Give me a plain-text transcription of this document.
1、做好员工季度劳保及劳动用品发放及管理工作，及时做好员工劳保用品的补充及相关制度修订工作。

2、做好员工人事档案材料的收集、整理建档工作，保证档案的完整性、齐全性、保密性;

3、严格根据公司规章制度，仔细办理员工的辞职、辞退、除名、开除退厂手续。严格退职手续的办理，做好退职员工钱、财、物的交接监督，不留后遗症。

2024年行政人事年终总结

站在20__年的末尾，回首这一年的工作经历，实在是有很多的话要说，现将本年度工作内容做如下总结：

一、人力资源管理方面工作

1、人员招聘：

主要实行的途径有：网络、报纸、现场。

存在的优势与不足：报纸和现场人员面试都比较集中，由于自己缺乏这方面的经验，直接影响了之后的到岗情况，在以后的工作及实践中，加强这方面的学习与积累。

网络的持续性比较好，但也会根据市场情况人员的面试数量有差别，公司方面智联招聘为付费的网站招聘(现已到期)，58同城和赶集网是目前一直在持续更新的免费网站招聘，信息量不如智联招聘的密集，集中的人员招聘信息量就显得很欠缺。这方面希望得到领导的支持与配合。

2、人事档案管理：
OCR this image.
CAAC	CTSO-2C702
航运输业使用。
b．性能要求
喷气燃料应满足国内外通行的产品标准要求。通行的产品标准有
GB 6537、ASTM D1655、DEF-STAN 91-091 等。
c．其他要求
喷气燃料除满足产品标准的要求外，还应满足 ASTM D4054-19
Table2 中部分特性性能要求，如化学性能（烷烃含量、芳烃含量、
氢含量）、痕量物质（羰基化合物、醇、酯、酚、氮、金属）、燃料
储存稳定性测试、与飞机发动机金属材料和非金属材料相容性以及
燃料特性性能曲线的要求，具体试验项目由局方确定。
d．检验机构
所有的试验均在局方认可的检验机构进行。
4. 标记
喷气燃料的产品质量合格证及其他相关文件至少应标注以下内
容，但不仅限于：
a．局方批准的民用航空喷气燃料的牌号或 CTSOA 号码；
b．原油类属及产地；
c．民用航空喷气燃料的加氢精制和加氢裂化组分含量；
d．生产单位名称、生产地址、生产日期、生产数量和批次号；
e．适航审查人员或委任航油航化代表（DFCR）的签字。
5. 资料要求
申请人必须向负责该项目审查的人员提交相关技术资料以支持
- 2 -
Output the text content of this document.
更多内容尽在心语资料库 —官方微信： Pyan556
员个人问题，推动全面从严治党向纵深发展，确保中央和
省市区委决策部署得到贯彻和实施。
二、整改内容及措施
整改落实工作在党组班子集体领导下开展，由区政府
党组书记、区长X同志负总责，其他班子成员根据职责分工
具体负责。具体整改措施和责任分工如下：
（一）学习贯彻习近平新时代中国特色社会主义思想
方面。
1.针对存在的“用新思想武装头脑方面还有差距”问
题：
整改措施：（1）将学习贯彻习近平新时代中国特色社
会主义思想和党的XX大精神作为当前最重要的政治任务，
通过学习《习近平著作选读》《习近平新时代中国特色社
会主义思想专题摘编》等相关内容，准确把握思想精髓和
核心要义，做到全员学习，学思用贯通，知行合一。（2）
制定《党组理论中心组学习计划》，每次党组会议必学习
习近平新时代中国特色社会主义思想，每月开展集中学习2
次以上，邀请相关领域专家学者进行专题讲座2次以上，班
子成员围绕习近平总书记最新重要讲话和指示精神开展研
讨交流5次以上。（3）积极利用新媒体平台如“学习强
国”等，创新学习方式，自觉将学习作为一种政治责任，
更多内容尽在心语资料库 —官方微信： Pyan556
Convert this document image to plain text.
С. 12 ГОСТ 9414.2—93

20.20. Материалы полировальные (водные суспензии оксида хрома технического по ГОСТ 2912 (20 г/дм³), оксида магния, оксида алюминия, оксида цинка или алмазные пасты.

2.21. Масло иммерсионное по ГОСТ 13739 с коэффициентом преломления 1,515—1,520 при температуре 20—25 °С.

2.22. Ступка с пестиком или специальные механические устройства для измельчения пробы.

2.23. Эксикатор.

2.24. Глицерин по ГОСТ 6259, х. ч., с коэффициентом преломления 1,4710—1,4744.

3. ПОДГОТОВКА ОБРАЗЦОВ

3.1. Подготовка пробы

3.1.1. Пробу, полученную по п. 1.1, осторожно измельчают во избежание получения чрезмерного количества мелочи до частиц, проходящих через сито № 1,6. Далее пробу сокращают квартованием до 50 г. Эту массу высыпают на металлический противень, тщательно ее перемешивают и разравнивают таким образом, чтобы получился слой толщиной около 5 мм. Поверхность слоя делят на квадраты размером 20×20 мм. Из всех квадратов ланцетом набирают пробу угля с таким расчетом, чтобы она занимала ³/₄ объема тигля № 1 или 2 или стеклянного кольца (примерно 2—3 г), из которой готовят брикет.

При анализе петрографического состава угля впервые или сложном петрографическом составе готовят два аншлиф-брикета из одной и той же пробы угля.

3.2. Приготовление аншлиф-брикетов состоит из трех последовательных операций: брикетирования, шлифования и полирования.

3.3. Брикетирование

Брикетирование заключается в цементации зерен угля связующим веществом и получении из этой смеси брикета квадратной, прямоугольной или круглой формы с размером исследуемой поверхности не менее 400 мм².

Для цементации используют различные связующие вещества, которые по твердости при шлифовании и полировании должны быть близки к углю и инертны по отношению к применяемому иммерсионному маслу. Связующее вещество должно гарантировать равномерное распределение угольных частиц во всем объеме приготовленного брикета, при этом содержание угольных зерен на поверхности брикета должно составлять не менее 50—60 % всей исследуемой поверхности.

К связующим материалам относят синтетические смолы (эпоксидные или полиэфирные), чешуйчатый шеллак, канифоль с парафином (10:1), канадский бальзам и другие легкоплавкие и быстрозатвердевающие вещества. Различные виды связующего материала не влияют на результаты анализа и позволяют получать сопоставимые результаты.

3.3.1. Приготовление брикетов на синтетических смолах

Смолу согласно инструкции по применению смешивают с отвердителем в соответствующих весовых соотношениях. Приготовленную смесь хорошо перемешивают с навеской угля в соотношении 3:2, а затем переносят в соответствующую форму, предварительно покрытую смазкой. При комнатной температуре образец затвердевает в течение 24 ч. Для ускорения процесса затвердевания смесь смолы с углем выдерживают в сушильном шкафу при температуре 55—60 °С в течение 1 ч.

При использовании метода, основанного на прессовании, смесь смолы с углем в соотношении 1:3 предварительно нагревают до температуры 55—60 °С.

======

== TO DO ==
Scan the listing above for the word "коэффициентом" and copy every line that holds it.

== FINAL ANSWER ==
2.21. Масло иммерсионное по ГОСТ 13739 с коэффициентом преломления 1,515—1,520 при температуре 20—25 °С.
2.24. Глицерин по ГОСТ 6259, х. ч., с коэффициентом преломления 1,4710—1,4744.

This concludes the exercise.